AIM OF THE EXERCISE: Restate each of the lines below word for word and drop every picture.
>> begin DATA LINES
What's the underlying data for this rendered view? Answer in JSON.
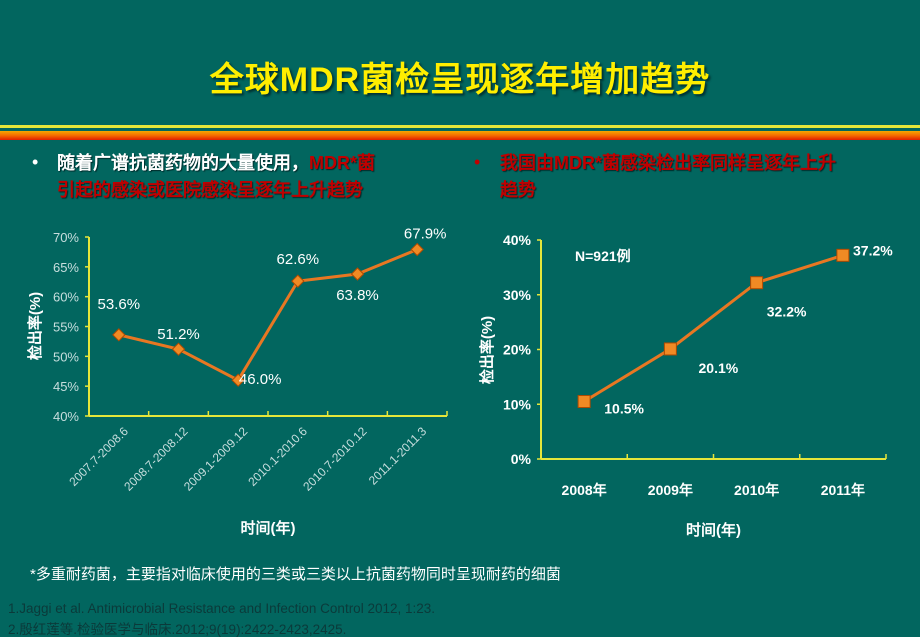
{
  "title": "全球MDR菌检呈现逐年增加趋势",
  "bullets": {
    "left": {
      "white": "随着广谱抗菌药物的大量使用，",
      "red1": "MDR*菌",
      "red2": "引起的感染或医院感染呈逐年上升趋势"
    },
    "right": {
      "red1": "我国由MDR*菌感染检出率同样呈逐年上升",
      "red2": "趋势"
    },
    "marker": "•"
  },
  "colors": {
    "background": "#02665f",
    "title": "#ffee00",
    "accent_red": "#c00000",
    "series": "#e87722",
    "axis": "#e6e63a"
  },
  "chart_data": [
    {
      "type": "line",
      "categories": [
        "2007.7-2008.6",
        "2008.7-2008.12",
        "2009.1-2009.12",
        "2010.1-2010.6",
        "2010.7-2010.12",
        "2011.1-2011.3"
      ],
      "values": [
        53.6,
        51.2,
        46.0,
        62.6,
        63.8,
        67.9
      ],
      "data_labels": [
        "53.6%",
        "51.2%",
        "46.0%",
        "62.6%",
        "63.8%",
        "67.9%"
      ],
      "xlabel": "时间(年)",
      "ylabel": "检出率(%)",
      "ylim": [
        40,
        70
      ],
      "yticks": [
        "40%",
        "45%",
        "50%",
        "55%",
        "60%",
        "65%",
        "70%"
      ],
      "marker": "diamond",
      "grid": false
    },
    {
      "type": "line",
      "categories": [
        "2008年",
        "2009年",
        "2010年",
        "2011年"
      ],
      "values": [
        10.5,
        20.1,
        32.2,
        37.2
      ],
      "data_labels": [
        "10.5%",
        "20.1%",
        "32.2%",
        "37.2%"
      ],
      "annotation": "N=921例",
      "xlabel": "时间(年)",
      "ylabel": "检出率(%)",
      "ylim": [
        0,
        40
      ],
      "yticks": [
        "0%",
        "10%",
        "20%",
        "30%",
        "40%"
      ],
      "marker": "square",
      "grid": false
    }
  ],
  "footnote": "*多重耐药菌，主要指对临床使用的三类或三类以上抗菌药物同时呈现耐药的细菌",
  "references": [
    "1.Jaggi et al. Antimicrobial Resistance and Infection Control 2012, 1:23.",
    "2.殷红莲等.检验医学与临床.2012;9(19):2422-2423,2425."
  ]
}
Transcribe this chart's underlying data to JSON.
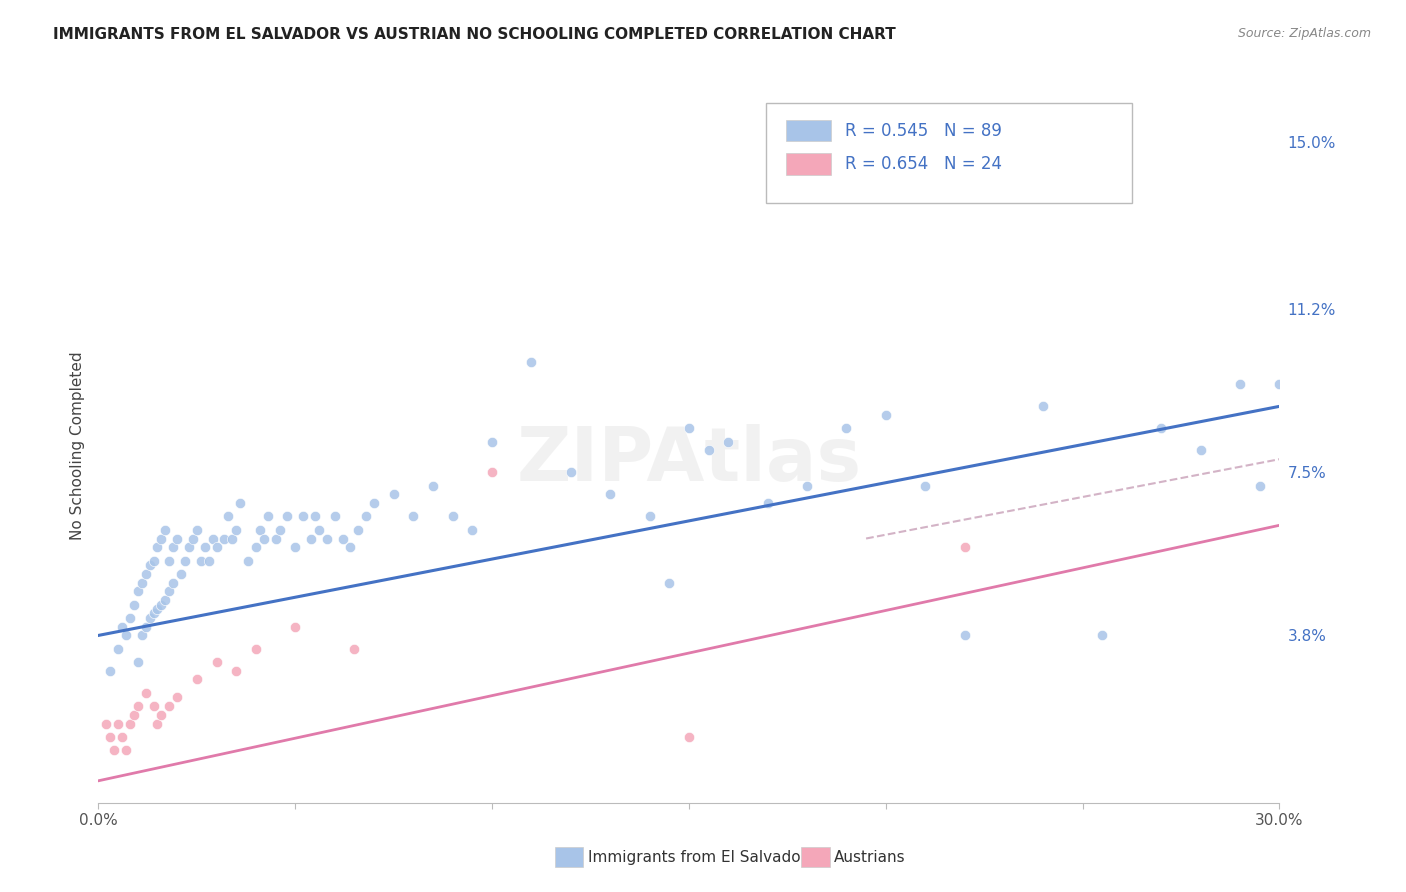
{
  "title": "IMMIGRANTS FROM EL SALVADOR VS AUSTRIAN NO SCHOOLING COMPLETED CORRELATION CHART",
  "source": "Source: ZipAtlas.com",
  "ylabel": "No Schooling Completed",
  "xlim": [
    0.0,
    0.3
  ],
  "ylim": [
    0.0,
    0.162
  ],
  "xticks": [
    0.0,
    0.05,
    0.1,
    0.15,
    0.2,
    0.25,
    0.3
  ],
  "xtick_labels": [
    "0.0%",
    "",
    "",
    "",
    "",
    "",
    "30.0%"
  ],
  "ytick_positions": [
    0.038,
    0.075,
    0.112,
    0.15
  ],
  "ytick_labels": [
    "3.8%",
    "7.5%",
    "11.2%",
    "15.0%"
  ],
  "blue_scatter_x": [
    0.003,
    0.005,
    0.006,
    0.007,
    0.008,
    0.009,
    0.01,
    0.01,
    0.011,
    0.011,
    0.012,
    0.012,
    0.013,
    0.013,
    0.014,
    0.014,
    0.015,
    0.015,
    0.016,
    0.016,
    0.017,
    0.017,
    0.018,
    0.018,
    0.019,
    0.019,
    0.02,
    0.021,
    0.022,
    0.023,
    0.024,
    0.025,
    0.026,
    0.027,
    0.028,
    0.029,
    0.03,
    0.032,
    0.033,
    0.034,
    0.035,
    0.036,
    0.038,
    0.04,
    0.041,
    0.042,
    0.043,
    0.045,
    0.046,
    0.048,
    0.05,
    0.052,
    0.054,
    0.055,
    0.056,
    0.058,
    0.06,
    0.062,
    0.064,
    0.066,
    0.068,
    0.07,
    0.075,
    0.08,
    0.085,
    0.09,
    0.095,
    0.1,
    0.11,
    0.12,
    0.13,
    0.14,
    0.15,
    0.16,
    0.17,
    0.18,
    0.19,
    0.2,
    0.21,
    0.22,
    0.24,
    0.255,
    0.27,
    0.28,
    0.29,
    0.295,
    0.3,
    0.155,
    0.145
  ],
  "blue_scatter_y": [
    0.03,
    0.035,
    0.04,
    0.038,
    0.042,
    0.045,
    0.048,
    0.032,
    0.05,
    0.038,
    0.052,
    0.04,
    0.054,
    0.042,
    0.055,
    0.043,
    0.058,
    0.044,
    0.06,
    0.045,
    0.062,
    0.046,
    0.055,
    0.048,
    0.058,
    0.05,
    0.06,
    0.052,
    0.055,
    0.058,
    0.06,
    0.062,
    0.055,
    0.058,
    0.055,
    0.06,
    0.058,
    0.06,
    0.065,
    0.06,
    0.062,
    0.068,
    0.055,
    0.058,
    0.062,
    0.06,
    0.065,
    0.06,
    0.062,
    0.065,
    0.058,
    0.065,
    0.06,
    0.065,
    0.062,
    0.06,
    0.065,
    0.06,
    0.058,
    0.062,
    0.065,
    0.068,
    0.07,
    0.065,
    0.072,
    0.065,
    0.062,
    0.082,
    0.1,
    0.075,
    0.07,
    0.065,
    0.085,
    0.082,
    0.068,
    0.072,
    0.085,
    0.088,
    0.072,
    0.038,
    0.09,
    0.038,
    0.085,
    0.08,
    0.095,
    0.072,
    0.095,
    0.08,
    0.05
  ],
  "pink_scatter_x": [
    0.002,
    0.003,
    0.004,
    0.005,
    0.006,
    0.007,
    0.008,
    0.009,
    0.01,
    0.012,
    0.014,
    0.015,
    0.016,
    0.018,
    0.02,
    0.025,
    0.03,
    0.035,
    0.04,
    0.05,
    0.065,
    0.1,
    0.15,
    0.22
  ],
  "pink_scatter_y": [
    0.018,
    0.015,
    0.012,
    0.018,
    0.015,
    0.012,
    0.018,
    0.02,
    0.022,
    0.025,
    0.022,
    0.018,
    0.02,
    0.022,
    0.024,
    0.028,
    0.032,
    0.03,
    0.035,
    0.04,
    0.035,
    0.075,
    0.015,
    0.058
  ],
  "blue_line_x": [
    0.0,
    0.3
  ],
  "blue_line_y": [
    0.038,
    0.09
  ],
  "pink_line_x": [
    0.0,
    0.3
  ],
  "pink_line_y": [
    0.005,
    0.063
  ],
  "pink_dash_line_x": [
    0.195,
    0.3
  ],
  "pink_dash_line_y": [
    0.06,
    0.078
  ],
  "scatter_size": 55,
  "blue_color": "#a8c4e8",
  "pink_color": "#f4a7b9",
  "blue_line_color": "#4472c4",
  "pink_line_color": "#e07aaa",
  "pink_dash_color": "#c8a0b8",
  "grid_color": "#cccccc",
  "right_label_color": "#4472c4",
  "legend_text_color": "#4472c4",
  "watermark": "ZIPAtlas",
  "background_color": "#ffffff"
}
>> end DATA LINES
WRITTEN RESPONSE:
What's the underlying data for this rendered view? Answer in JSON.
{
  "title": "全球MDR菌检呈现逐年增加趋势",
  "bullets": {
    "left": {
      "white": "随着广谱抗菌药物的大量使用，",
      "red1": "MDR*菌",
      "red2": "引起的感染或医院感染呈逐年上升趋势"
    },
    "right": {
      "red1": "我国由MDR*菌感染检出率同样呈逐年上升",
      "red2": "趋势"
    },
    "marker": "•"
  },
  "colors": {
    "background": "#02665f",
    "title": "#ffee00",
    "accent_red": "#c00000",
    "series": "#e87722",
    "axis": "#e6e63a"
  },
  "chart_data": [
    {
      "type": "line",
      "categories": [
        "2007.7-2008.6",
        "2008.7-2008.12",
        "2009.1-2009.12",
        "2010.1-2010.6",
        "2010.7-2010.12",
        "2011.1-2011.3"
      ],
      "values": [
        53.6,
        51.2,
        46.0,
        62.6,
        63.8,
        67.9
      ],
      "data_labels": [
        "53.6%",
        "51.2%",
        "46.0%",
        "62.6%",
        "63.8%",
        "67.9%"
      ],
      "xlabel": "时间(年)",
      "ylabel": "检出率(%)",
      "ylim": [
        40,
        70
      ],
      "yticks": [
        "40%",
        "45%",
        "50%",
        "55%",
        "60%",
        "65%",
        "70%"
      ],
      "marker": "diamond",
      "grid": false
    },
    {
      "type": "line",
      "categories": [
        "2008年",
        "2009年",
        "2010年",
        "2011年"
      ],
      "values": [
        10.5,
        20.1,
        32.2,
        37.2
      ],
      "data_labels": [
        "10.5%",
        "20.1%",
        "32.2%",
        "37.2%"
      ],
      "annotation": "N=921例",
      "xlabel": "时间(年)",
      "ylabel": "检出率(%)",
      "ylim": [
        0,
        40
      ],
      "yticks": [
        "0%",
        "10%",
        "20%",
        "30%",
        "40%"
      ],
      "marker": "square",
      "grid": false
    }
  ],
  "footnote": "*多重耐药菌，主要指对临床使用的三类或三类以上抗菌药物同时呈现耐药的细菌",
  "references": [
    "1.Jaggi et al. Antimicrobial Resistance and Infection Control 2012, 1:23.",
    "2.殷红莲等.检验医学与临床.2012;9(19):2422-2423,2425."
  ]
}
Transcribe this chart's underlying data to JSON.
{
  "title": "IMMIGRANTS FROM EL SALVADOR VS AUSTRIAN NO SCHOOLING COMPLETED CORRELATION CHART",
  "source": "Source: ZipAtlas.com",
  "ylabel": "No Schooling Completed",
  "xlim": [
    0.0,
    0.3
  ],
  "ylim": [
    0.0,
    0.162
  ],
  "xticks": [
    0.0,
    0.05,
    0.1,
    0.15,
    0.2,
    0.25,
    0.3
  ],
  "xtick_labels": [
    "0.0%",
    "",
    "",
    "",
    "",
    "",
    "30.0%"
  ],
  "ytick_positions": [
    0.038,
    0.075,
    0.112,
    0.15
  ],
  "ytick_labels": [
    "3.8%",
    "7.5%",
    "11.2%",
    "15.0%"
  ],
  "blue_scatter_x": [
    0.003,
    0.005,
    0.006,
    0.007,
    0.008,
    0.009,
    0.01,
    0.01,
    0.011,
    0.011,
    0.012,
    0.012,
    0.013,
    0.013,
    0.014,
    0.014,
    0.015,
    0.015,
    0.016,
    0.016,
    0.017,
    0.017,
    0.018,
    0.018,
    0.019,
    0.019,
    0.02,
    0.021,
    0.022,
    0.023,
    0.024,
    0.025,
    0.026,
    0.027,
    0.028,
    0.029,
    0.03,
    0.032,
    0.033,
    0.034,
    0.035,
    0.036,
    0.038,
    0.04,
    0.041,
    0.042,
    0.043,
    0.045,
    0.046,
    0.048,
    0.05,
    0.052,
    0.054,
    0.055,
    0.056,
    0.058,
    0.06,
    0.062,
    0.064,
    0.066,
    0.068,
    0.07,
    0.075,
    0.08,
    0.085,
    0.09,
    0.095,
    0.1,
    0.11,
    0.12,
    0.13,
    0.14,
    0.15,
    0.16,
    0.17,
    0.18,
    0.19,
    0.2,
    0.21,
    0.22,
    0.24,
    0.255,
    0.27,
    0.28,
    0.29,
    0.295,
    0.3,
    0.155,
    0.145
  ],
  "blue_scatter_y": [
    0.03,
    0.035,
    0.04,
    0.038,
    0.042,
    0.045,
    0.048,
    0.032,
    0.05,
    0.038,
    0.052,
    0.04,
    0.054,
    0.042,
    0.055,
    0.043,
    0.058,
    0.044,
    0.06,
    0.045,
    0.062,
    0.046,
    0.055,
    0.048,
    0.058,
    0.05,
    0.06,
    0.052,
    0.055,
    0.058,
    0.06,
    0.062,
    0.055,
    0.058,
    0.055,
    0.06,
    0.058,
    0.06,
    0.065,
    0.06,
    0.062,
    0.068,
    0.055,
    0.058,
    0.062,
    0.06,
    0.065,
    0.06,
    0.062,
    0.065,
    0.058,
    0.065,
    0.06,
    0.065,
    0.062,
    0.06,
    0.065,
    0.06,
    0.058,
    0.062,
    0.065,
    0.068,
    0.07,
    0.065,
    0.072,
    0.065,
    0.062,
    0.082,
    0.1,
    0.075,
    0.07,
    0.065,
    0.085,
    0.082,
    0.068,
    0.072,
    0.085,
    0.088,
    0.072,
    0.038,
    0.09,
    0.038,
    0.085,
    0.08,
    0.095,
    0.072,
    0.095,
    0.08,
    0.05
  ],
  "pink_scatter_x": [
    0.002,
    0.003,
    0.004,
    0.005,
    0.006,
    0.007,
    0.008,
    0.009,
    0.01,
    0.012,
    0.014,
    0.015,
    0.016,
    0.018,
    0.02,
    0.025,
    0.03,
    0.035,
    0.04,
    0.05,
    0.065,
    0.1,
    0.15,
    0.22
  ],
  "pink_scatter_y": [
    0.018,
    0.015,
    0.012,
    0.018,
    0.015,
    0.012,
    0.018,
    0.02,
    0.022,
    0.025,
    0.022,
    0.018,
    0.02,
    0.022,
    0.024,
    0.028,
    0.032,
    0.03,
    0.035,
    0.04,
    0.035,
    0.075,
    0.015,
    0.058
  ],
  "blue_line_x": [
    0.0,
    0.3
  ],
  "blue_line_y": [
    0.038,
    0.09
  ],
  "pink_line_x": [
    0.0,
    0.3
  ],
  "pink_line_y": [
    0.005,
    0.063
  ],
  "pink_dash_line_x": [
    0.195,
    0.3
  ],
  "pink_dash_line_y": [
    0.06,
    0.078
  ],
  "scatter_size": 55,
  "blue_color": "#a8c4e8",
  "pink_color": "#f4a7b9",
  "blue_line_color": "#4472c4",
  "pink_line_color": "#e07aaa",
  "pink_dash_color": "#c8a0b8",
  "grid_color": "#cccccc",
  "right_label_color": "#4472c4",
  "legend_text_color": "#4472c4",
  "watermark": "ZIPAtlas",
  "background_color": "#ffffff"
}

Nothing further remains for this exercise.